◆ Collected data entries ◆
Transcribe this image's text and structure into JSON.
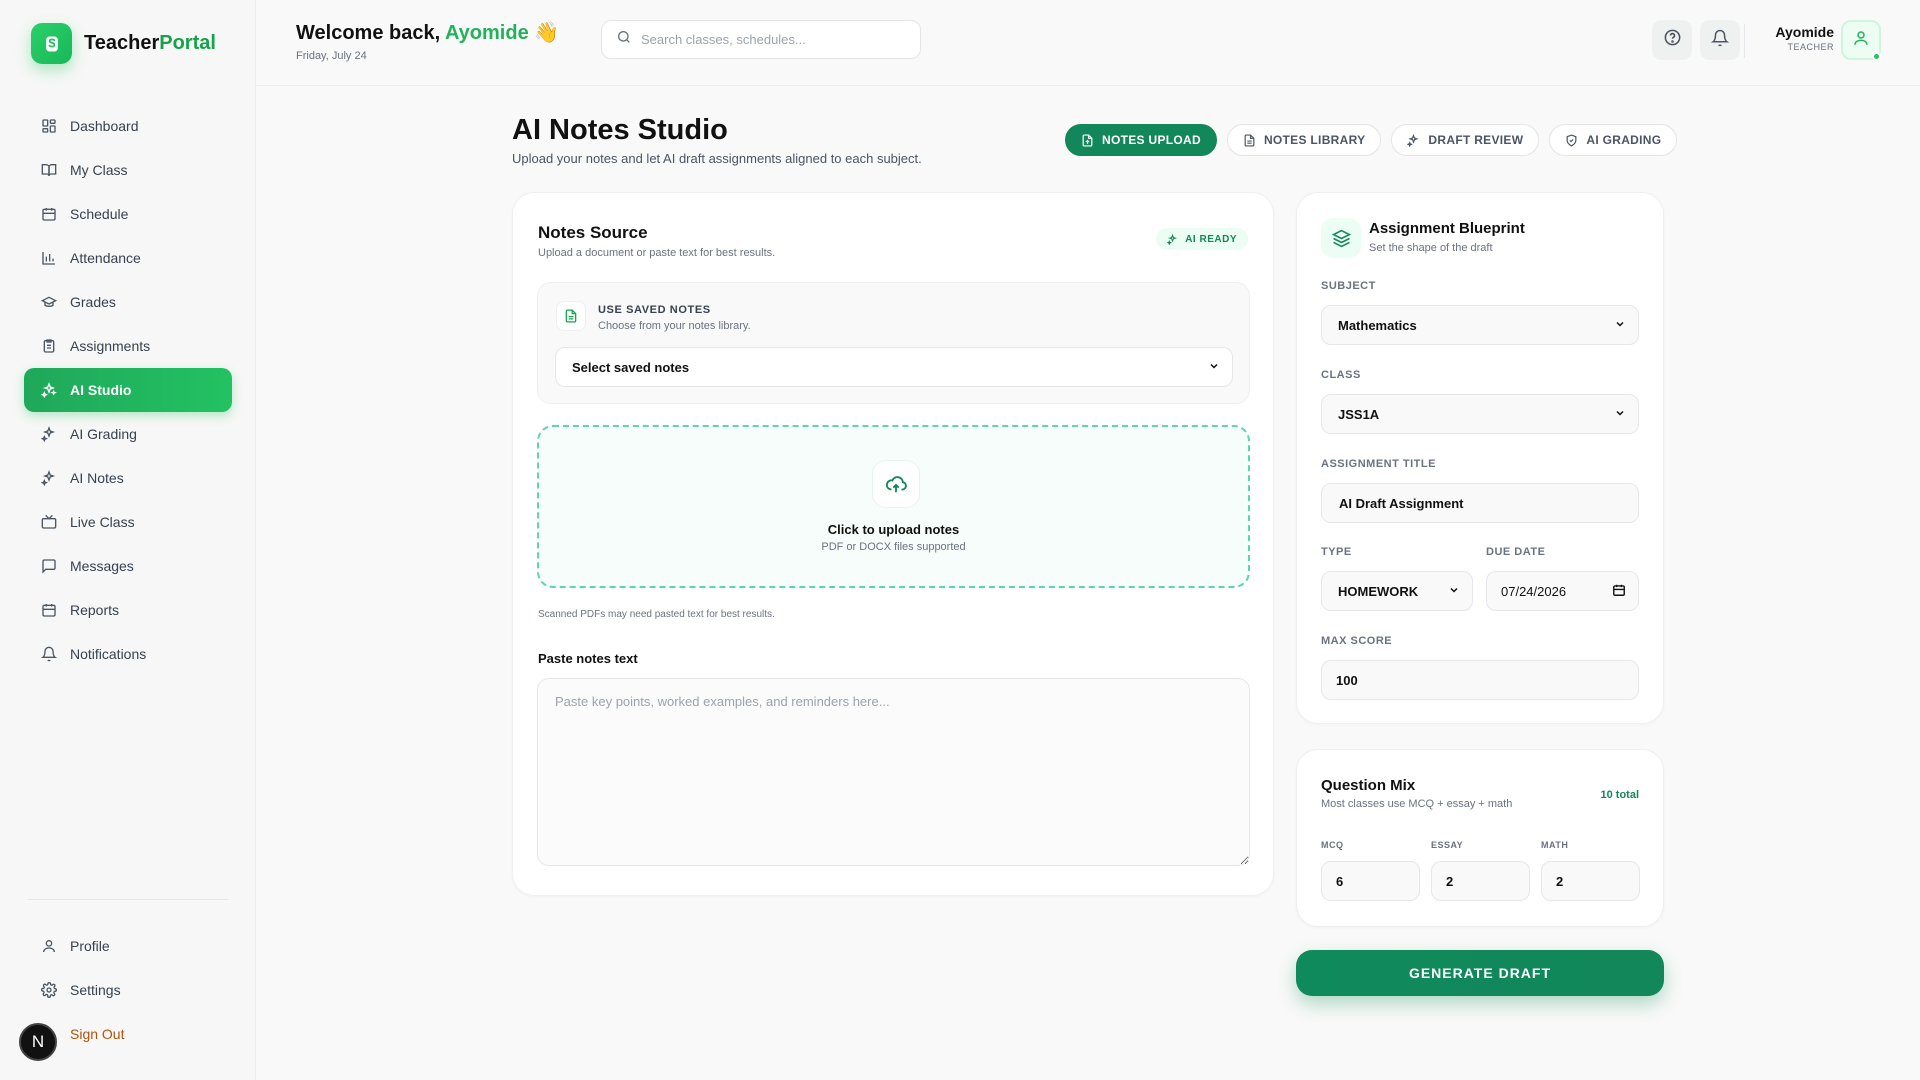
{
  "brand": {
    "name_part1": "Teacher",
    "name_part2": "Portal"
  },
  "header": {
    "welcome_prefix": "Welcome back, ",
    "user_first_name": "Ayomide",
    "wave": "👋",
    "date": "Friday, July 24",
    "search_placeholder": "Search classes, schedules...",
    "user_name": "Ayomide",
    "user_role": "TEACHER"
  },
  "sidebar": {
    "items": [
      {
        "label": "Dashboard",
        "icon": "dashboard-icon"
      },
      {
        "label": "My Class",
        "icon": "book-icon"
      },
      {
        "label": "Schedule",
        "icon": "calendar-icon"
      },
      {
        "label": "Attendance",
        "icon": "bar-chart-icon"
      },
      {
        "label": "Grades",
        "icon": "graduation-cap-icon"
      },
      {
        "label": "Assignments",
        "icon": "clipboard-icon"
      },
      {
        "label": "AI Studio",
        "icon": "sparkles-icon",
        "active": true
      },
      {
        "label": "AI Grading",
        "icon": "sparkles-icon"
      },
      {
        "label": "AI Notes",
        "icon": "sparkles-icon"
      },
      {
        "label": "Live Class",
        "icon": "tv-icon"
      },
      {
        "label": "Messages",
        "icon": "message-icon"
      },
      {
        "label": "Reports",
        "icon": "calendar-icon"
      },
      {
        "label": "Notifications",
        "icon": "bell-icon"
      }
    ],
    "bottom": [
      {
        "label": "Profile",
        "icon": "user-icon"
      },
      {
        "label": "Settings",
        "icon": "gear-icon"
      },
      {
        "label": "Sign Out",
        "icon": "logout-icon"
      }
    ],
    "avatar_letter": "N"
  },
  "page": {
    "title": "AI Notes Studio",
    "subtitle": "Upload your notes and let AI draft assignments aligned to each subject.",
    "tabs": [
      {
        "label": "NOTES UPLOAD",
        "active": true
      },
      {
        "label": "NOTES LIBRARY"
      },
      {
        "label": "DRAFT REVIEW"
      },
      {
        "label": "AI GRADING"
      }
    ]
  },
  "notes_source": {
    "title": "Notes Source",
    "subtitle": "Upload a document or paste text for best results.",
    "badge": "AI READY",
    "saved_title": "USE SAVED NOTES",
    "saved_subtitle": "Choose from your notes library.",
    "saved_select": "Select saved notes",
    "upload_title": "Click to upload notes",
    "upload_subtitle": "PDF or DOCX files supported",
    "hint": "Scanned PDFs may need pasted text for best results.",
    "paste_label": "Paste notes text",
    "paste_placeholder": "Paste key points, worked examples, and reminders here..."
  },
  "blueprint": {
    "title": "Assignment Blueprint",
    "subtitle": "Set the shape of the draft",
    "subject_label": "SUBJECT",
    "subject_value": "Mathematics",
    "class_label": "CLASS",
    "class_value": "JSS1A",
    "title_label": "ASSIGNMENT TITLE",
    "title_value": "AI Draft Assignment",
    "type_label": "TYPE",
    "type_value": "HOMEWORK",
    "due_label": "DUE DATE",
    "due_value": "07/24/2026",
    "max_label": "MAX SCORE",
    "max_value": "100"
  },
  "question_mix": {
    "title": "Question Mix",
    "subtitle": "Most classes use MCQ + essay + math",
    "total": "10 total",
    "mcq_label": "MCQ",
    "mcq_value": "6",
    "essay_label": "ESSAY",
    "essay_value": "2",
    "math_label": "MATH",
    "math_value": "2"
  },
  "generate_label": "GENERATE DRAFT",
  "colors": {
    "accent": "#12875a",
    "accent_bright": "#22c55e",
    "upload_border": "#5dd6aa"
  }
}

◆ Exercise aim ◆
In your copy, repeat each record exactly and include no pictures.

◆ Final result ◆
Transcribe this image's text and structure into JSON.
{
  "brand": {
    "name_part1": "Teacher",
    "name_part2": "Portal"
  },
  "header": {
    "welcome_prefix": "Welcome back, ",
    "user_first_name": "Ayomide",
    "wave": "👋",
    "date": "Friday, July 24",
    "search_placeholder": "Search classes, schedules...",
    "user_name": "Ayomide",
    "user_role": "TEACHER"
  },
  "sidebar": {
    "items": [
      {
        "label": "Dashboard",
        "icon": "dashboard-icon"
      },
      {
        "label": "My Class",
        "icon": "book-icon"
      },
      {
        "label": "Schedule",
        "icon": "calendar-icon"
      },
      {
        "label": "Attendance",
        "icon": "bar-chart-icon"
      },
      {
        "label": "Grades",
        "icon": "graduation-cap-icon"
      },
      {
        "label": "Assignments",
        "icon": "clipboard-icon"
      },
      {
        "label": "AI Studio",
        "icon": "sparkles-icon",
        "active": true
      },
      {
        "label": "AI Grading",
        "icon": "sparkles-icon"
      },
      {
        "label": "AI Notes",
        "icon": "sparkles-icon"
      },
      {
        "label": "Live Class",
        "icon": "tv-icon"
      },
      {
        "label": "Messages",
        "icon": "message-icon"
      },
      {
        "label": "Reports",
        "icon": "calendar-icon"
      },
      {
        "label": "Notifications",
        "icon": "bell-icon"
      }
    ],
    "bottom": [
      {
        "label": "Profile",
        "icon": "user-icon"
      },
      {
        "label": "Settings",
        "icon": "gear-icon"
      },
      {
        "label": "Sign Out",
        "icon": "logout-icon"
      }
    ],
    "avatar_letter": "N"
  },
  "page": {
    "title": "AI Notes Studio",
    "subtitle": "Upload your notes and let AI draft assignments aligned to each subject.",
    "tabs": [
      {
        "label": "NOTES UPLOAD",
        "active": true
      },
      {
        "label": "NOTES LIBRARY"
      },
      {
        "label": "DRAFT REVIEW"
      },
      {
        "label": "AI GRADING"
      }
    ]
  },
  "notes_source": {
    "title": "Notes Source",
    "subtitle": "Upload a document or paste text for best results.",
    "badge": "AI READY",
    "saved_title": "USE SAVED NOTES",
    "saved_subtitle": "Choose from your notes library.",
    "saved_select": "Select saved notes",
    "upload_title": "Click to upload notes",
    "upload_subtitle": "PDF or DOCX files supported",
    "hint": "Scanned PDFs may need pasted text for best results.",
    "paste_label": "Paste notes text",
    "paste_placeholder": "Paste key points, worked examples, and reminders here..."
  },
  "blueprint": {
    "title": "Assignment Blueprint",
    "subtitle": "Set the shape of the draft",
    "subject_label": "SUBJECT",
    "subject_value": "Mathematics",
    "class_label": "CLASS",
    "class_value": "JSS1A",
    "title_label": "ASSIGNMENT TITLE",
    "title_value": "AI Draft Assignment",
    "type_label": "TYPE",
    "type_value": "HOMEWORK",
    "due_label": "DUE DATE",
    "due_value": "07/24/2026",
    "max_label": "MAX SCORE",
    "max_value": "100"
  },
  "question_mix": {
    "title": "Question Mix",
    "subtitle": "Most classes use MCQ + essay + math",
    "total": "10 total",
    "mcq_label": "MCQ",
    "mcq_value": "6",
    "essay_label": "ESSAY",
    "essay_value": "2",
    "math_label": "MATH",
    "math_value": "2"
  },
  "generate_label": "GENERATE DRAFT",
  "colors": {
    "accent": "#12875a",
    "accent_bright": "#22c55e",
    "upload_border": "#5dd6aa"
  }
}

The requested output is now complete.